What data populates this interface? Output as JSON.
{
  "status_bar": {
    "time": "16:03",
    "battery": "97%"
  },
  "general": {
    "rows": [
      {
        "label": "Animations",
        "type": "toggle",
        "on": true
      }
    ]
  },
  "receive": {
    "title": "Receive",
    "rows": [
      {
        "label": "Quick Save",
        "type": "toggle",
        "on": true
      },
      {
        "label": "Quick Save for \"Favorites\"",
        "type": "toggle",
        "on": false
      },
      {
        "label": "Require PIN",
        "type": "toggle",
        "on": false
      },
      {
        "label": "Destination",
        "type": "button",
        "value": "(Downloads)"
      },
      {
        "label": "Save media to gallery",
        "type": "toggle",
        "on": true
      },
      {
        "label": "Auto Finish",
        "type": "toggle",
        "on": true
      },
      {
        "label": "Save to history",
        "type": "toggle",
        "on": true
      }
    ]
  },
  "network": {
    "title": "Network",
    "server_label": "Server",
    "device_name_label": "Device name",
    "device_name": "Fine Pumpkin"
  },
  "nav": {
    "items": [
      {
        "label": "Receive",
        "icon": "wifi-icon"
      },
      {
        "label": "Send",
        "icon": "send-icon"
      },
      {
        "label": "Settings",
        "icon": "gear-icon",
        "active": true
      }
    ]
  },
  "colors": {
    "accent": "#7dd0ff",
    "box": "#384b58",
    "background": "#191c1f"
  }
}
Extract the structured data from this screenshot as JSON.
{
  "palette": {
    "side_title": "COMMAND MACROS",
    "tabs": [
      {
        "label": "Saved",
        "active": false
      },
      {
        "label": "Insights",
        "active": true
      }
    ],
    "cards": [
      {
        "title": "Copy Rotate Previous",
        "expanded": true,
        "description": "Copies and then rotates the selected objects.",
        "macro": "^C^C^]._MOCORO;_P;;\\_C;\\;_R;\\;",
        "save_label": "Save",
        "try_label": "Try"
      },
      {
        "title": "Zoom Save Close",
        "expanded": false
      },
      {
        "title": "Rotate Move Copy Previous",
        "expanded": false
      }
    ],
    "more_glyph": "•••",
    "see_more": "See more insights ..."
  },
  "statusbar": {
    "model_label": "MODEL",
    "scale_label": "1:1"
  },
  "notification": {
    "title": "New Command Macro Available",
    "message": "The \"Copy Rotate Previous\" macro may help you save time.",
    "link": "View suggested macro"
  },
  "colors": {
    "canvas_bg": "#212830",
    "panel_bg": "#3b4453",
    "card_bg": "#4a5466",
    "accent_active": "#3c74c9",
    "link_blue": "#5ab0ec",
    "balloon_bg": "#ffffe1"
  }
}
# # # # # # #
Exercise aim: Within the data above, pick out all lines holding the word "icon".

Correct output:
        "icon": "wifi-icon"
        "icon": "send-icon"
        "icon": "gear-icon",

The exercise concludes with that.